REQUEST
Check each line of the listing below for the word "title" and say how many lines have it. Nothing else should be written.

Figure record listings
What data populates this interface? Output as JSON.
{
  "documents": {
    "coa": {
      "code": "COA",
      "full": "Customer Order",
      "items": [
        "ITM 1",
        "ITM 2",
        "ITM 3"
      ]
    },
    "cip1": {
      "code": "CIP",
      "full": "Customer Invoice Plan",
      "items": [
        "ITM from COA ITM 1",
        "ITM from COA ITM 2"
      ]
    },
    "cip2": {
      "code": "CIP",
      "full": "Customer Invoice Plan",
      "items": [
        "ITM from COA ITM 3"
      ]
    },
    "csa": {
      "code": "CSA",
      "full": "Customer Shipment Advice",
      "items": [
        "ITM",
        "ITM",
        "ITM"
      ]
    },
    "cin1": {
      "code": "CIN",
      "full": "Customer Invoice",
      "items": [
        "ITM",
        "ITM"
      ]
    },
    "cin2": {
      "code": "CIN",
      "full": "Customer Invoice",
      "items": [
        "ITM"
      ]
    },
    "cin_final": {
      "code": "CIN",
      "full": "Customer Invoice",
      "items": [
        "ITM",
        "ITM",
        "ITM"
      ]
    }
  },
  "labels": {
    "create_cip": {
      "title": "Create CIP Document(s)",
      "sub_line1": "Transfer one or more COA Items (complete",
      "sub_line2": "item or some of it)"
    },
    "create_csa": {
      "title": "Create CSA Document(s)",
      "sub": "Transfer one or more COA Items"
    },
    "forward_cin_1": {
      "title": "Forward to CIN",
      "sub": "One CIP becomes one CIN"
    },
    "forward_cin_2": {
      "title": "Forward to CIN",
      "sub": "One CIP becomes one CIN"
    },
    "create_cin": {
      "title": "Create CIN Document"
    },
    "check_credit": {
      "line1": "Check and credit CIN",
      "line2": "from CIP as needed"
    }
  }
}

RESPONSE FOR THIS EXERCISE
5